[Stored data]
- - -
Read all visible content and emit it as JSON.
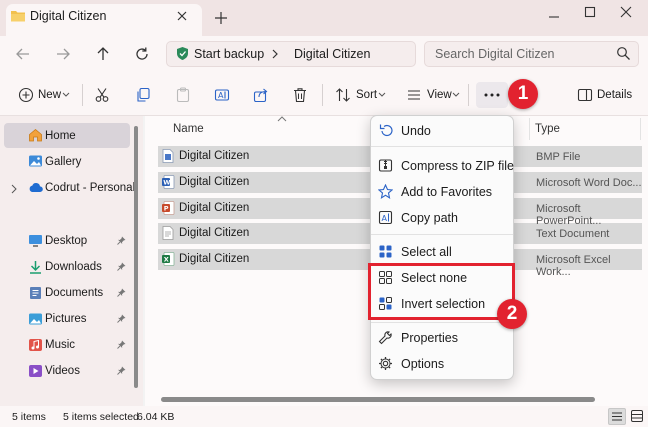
{
  "window": {
    "tab_title": "Digital Citizen"
  },
  "address": {
    "root": "Start backup",
    "current": "Digital Citizen"
  },
  "search": {
    "placeholder": "Search Digital Citizen"
  },
  "toolbar": {
    "new_label": "New",
    "sort_label": "Sort",
    "view_label": "View",
    "details_label": "Details"
  },
  "nav": {
    "items": [
      {
        "label": "Home",
        "icon": "home-icon"
      },
      {
        "label": "Gallery",
        "icon": "gallery-icon"
      },
      {
        "label": "Codrut - Personal",
        "icon": "cloud-icon"
      },
      {
        "label": "Desktop",
        "icon": "desktop-icon"
      },
      {
        "label": "Downloads",
        "icon": "download-icon"
      },
      {
        "label": "Documents",
        "icon": "documents-icon"
      },
      {
        "label": "Pictures",
        "icon": "pictures-icon"
      },
      {
        "label": "Music",
        "icon": "music-icon"
      },
      {
        "label": "Videos",
        "icon": "videos-icon"
      }
    ]
  },
  "columns": {
    "name": "Name",
    "type": "Type"
  },
  "files": [
    {
      "name": "Digital Citizen",
      "type": "BMP File",
      "icon": "bmp-file-icon",
      "color": "#4a78c8"
    },
    {
      "name": "Digital Citizen",
      "type": "Microsoft Word Doc...",
      "icon": "word-file-icon",
      "color": "#2b5fb5"
    },
    {
      "name": "Digital Citizen",
      "type": "Microsoft PowerPoint...",
      "icon": "powerpoint-file-icon",
      "color": "#c84a2b"
    },
    {
      "name": "Digital Citizen",
      "type": "Text Document",
      "icon": "text-file-icon",
      "color": "#8a8a8a"
    },
    {
      "name": "Digital Citizen",
      "type": "Microsoft Excel Work...",
      "icon": "excel-file-icon",
      "color": "#1e7a44"
    }
  ],
  "menu": {
    "undo": "Undo",
    "compress": "Compress to ZIP file",
    "favorites": "Add to Favorites",
    "copy_path": "Copy path",
    "select_all": "Select all",
    "select_none": "Select none",
    "invert": "Invert selection",
    "properties": "Properties",
    "options": "Options"
  },
  "status": {
    "item_count": "5 items",
    "selected": "5 items selected",
    "size": "6.04 KB"
  },
  "badges": {
    "first": "1",
    "second": "2"
  },
  "colors": {
    "accent": "#2b63c7",
    "highlight": "#e2222f"
  }
}
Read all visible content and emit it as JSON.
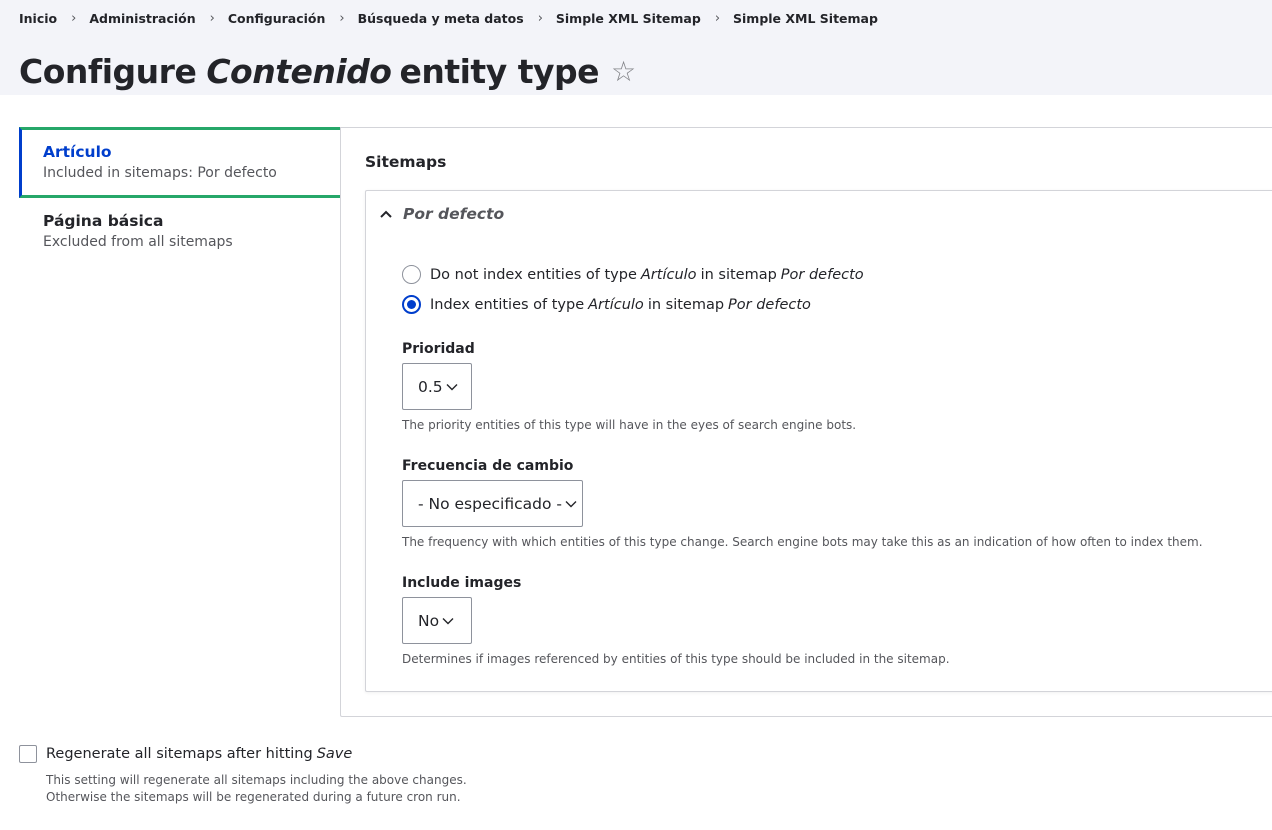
- - -
# YOUR INSTRUCTIONS
All the records above need to be given again word for word. Skip the pictures.

# TASK ANSWER
Read all visible content and emit it as JSON.
{
  "window": {
    "tab_title": "Digital Citizen"
  },
  "address": {
    "root": "Start backup",
    "current": "Digital Citizen"
  },
  "search": {
    "placeholder": "Search Digital Citizen"
  },
  "toolbar": {
    "new_label": "New",
    "sort_label": "Sort",
    "view_label": "View",
    "details_label": "Details"
  },
  "nav": {
    "items": [
      {
        "label": "Home",
        "icon": "home-icon"
      },
      {
        "label": "Gallery",
        "icon": "gallery-icon"
      },
      {
        "label": "Codrut - Personal",
        "icon": "cloud-icon"
      },
      {
        "label": "Desktop",
        "icon": "desktop-icon"
      },
      {
        "label": "Downloads",
        "icon": "download-icon"
      },
      {
        "label": "Documents",
        "icon": "documents-icon"
      },
      {
        "label": "Pictures",
        "icon": "pictures-icon"
      },
      {
        "label": "Music",
        "icon": "music-icon"
      },
      {
        "label": "Videos",
        "icon": "videos-icon"
      }
    ]
  },
  "columns": {
    "name": "Name",
    "type": "Type"
  },
  "files": [
    {
      "name": "Digital Citizen",
      "type": "BMP File",
      "icon": "bmp-file-icon",
      "color": "#4a78c8"
    },
    {
      "name": "Digital Citizen",
      "type": "Microsoft Word Doc...",
      "icon": "word-file-icon",
      "color": "#2b5fb5"
    },
    {
      "name": "Digital Citizen",
      "type": "Microsoft PowerPoint...",
      "icon": "powerpoint-file-icon",
      "color": "#c84a2b"
    },
    {
      "name": "Digital Citizen",
      "type": "Text Document",
      "icon": "text-file-icon",
      "color": "#8a8a8a"
    },
    {
      "name": "Digital Citizen",
      "type": "Microsoft Excel Work...",
      "icon": "excel-file-icon",
      "color": "#1e7a44"
    }
  ],
  "menu": {
    "undo": "Undo",
    "compress": "Compress to ZIP file",
    "favorites": "Add to Favorites",
    "copy_path": "Copy path",
    "select_all": "Select all",
    "select_none": "Select none",
    "invert": "Invert selection",
    "properties": "Properties",
    "options": "Options"
  },
  "status": {
    "item_count": "5 items",
    "selected": "5 items selected",
    "size": "6.04 KB"
  },
  "badges": {
    "first": "1",
    "second": "2"
  },
  "colors": {
    "accent": "#2b63c7",
    "highlight": "#e2222f"
  }
}
Read all visible content and emit it as JSON.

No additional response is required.